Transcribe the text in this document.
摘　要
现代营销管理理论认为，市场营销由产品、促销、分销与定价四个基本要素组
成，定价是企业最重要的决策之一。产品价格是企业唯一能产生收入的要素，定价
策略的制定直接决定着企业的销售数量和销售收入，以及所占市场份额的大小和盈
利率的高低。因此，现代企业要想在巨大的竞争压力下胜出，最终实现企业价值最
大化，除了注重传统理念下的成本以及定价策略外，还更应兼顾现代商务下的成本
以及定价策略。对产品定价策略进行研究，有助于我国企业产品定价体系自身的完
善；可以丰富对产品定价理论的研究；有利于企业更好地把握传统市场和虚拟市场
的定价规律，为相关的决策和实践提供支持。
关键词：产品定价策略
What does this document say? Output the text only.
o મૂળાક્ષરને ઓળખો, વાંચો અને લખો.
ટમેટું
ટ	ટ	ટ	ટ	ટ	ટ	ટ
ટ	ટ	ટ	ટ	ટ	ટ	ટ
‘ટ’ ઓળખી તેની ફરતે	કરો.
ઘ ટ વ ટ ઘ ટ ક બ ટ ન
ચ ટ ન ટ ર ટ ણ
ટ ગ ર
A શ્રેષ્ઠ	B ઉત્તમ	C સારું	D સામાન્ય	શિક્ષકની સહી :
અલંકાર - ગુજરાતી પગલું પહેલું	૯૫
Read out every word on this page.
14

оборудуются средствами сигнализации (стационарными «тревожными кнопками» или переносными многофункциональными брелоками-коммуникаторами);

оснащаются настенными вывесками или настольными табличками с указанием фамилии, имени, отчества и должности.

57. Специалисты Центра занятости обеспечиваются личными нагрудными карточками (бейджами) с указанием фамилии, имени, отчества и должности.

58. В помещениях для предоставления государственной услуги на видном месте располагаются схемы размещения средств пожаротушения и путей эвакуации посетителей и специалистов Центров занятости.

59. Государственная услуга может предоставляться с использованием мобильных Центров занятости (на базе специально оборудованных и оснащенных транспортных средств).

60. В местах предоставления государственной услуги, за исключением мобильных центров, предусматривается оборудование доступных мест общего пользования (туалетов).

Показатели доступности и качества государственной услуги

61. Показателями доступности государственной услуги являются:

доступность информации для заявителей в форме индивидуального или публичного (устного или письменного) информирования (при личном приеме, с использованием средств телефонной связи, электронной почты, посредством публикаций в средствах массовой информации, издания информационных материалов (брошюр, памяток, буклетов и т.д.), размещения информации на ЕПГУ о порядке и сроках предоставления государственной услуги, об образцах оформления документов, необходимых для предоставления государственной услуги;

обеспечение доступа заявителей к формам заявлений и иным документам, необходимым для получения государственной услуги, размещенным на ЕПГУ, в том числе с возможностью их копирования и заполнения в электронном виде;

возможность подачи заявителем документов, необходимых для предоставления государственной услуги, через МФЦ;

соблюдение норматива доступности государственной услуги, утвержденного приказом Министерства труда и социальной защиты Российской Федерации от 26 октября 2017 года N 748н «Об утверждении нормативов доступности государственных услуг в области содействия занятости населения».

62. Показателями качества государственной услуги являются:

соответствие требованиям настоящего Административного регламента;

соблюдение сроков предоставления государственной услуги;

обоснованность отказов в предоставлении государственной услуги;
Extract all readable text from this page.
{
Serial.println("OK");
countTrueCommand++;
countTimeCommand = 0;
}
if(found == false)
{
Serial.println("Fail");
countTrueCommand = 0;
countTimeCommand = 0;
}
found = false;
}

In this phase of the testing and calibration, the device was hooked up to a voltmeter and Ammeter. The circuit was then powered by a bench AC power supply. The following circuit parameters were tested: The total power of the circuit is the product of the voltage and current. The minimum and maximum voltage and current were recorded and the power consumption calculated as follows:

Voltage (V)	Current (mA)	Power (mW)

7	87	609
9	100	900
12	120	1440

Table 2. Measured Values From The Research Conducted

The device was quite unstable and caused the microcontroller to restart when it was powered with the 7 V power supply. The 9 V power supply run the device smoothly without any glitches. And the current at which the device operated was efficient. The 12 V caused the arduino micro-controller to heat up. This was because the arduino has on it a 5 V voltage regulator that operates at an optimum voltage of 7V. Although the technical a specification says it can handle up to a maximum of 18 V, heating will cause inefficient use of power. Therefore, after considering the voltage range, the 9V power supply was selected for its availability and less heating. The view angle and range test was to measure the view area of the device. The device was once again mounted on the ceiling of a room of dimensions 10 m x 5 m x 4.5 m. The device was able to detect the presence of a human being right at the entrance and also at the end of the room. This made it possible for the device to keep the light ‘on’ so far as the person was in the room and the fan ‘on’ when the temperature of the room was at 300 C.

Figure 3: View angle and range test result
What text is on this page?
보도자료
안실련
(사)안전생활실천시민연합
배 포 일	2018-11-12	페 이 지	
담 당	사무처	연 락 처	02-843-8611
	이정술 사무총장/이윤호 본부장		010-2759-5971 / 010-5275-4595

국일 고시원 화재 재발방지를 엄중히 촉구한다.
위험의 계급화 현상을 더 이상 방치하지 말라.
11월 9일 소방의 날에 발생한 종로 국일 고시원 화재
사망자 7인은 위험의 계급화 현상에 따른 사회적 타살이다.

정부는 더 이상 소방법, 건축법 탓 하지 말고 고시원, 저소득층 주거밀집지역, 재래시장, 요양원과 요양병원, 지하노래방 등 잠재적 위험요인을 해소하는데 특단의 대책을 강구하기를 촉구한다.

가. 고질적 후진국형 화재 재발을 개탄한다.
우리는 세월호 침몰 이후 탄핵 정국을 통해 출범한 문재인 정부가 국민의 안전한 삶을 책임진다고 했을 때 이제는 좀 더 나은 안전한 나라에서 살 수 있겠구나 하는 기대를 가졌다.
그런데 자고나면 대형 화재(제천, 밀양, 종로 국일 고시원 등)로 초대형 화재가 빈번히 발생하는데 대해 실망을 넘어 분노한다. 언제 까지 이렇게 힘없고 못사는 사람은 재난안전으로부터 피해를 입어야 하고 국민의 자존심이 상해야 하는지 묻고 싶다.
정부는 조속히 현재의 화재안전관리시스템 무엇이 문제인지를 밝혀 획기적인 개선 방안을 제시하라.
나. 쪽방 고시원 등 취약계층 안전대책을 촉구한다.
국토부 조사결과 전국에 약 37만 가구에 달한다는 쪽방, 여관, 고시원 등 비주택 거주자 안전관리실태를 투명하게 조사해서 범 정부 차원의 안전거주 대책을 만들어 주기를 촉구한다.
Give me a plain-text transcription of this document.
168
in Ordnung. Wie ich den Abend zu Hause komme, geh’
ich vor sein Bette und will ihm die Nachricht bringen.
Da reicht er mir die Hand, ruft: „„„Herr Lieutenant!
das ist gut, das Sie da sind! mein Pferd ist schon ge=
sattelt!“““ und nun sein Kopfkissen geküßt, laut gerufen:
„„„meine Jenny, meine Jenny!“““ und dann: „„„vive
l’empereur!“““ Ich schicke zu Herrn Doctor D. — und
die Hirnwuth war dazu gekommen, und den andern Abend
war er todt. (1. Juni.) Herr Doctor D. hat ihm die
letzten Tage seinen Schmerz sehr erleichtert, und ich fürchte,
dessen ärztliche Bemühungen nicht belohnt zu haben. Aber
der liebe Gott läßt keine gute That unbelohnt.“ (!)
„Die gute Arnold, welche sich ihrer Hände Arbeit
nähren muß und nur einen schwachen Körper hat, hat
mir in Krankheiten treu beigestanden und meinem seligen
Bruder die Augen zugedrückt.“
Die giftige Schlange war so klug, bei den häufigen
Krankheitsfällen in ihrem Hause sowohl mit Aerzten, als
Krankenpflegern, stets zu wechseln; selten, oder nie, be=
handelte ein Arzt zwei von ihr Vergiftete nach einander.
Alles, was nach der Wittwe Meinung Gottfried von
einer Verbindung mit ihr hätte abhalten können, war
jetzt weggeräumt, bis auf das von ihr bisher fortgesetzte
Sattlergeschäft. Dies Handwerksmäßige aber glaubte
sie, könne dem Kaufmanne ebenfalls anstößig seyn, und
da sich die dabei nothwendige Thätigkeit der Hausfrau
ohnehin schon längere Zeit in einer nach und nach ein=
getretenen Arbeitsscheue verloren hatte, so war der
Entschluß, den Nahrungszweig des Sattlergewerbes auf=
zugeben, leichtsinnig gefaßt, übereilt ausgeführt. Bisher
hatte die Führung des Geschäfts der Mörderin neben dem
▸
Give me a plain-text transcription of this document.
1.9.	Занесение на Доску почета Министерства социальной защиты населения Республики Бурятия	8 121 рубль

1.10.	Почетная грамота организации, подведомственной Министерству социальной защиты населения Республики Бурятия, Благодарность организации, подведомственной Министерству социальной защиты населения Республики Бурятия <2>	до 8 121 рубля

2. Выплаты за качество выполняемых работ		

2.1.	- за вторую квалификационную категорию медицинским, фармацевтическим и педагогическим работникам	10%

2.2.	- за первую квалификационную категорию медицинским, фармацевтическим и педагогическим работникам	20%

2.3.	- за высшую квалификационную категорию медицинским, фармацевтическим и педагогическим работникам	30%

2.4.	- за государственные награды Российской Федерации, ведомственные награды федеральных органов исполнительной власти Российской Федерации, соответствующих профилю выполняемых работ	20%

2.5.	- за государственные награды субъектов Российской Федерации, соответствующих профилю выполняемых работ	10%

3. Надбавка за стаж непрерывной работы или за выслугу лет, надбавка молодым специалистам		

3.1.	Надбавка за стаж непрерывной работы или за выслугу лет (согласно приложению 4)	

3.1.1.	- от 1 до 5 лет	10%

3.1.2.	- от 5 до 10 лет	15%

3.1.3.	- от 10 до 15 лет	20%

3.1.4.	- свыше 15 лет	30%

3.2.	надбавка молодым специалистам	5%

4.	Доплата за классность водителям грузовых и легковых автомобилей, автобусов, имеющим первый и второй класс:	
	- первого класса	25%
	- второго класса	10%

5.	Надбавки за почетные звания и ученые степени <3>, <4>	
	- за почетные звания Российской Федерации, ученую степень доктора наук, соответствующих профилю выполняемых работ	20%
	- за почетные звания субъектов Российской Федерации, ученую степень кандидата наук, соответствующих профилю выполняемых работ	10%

**Work to do**
Copy each line above that contains the string "работы".

**Answer to this task**
3. Надбавка за стаж непрерывной работы или за выслугу лет, надбавка молодым специалистам		
3.1.	Надбавка за стаж непрерывной работы или за выслугу лет (согласно приложению 4)	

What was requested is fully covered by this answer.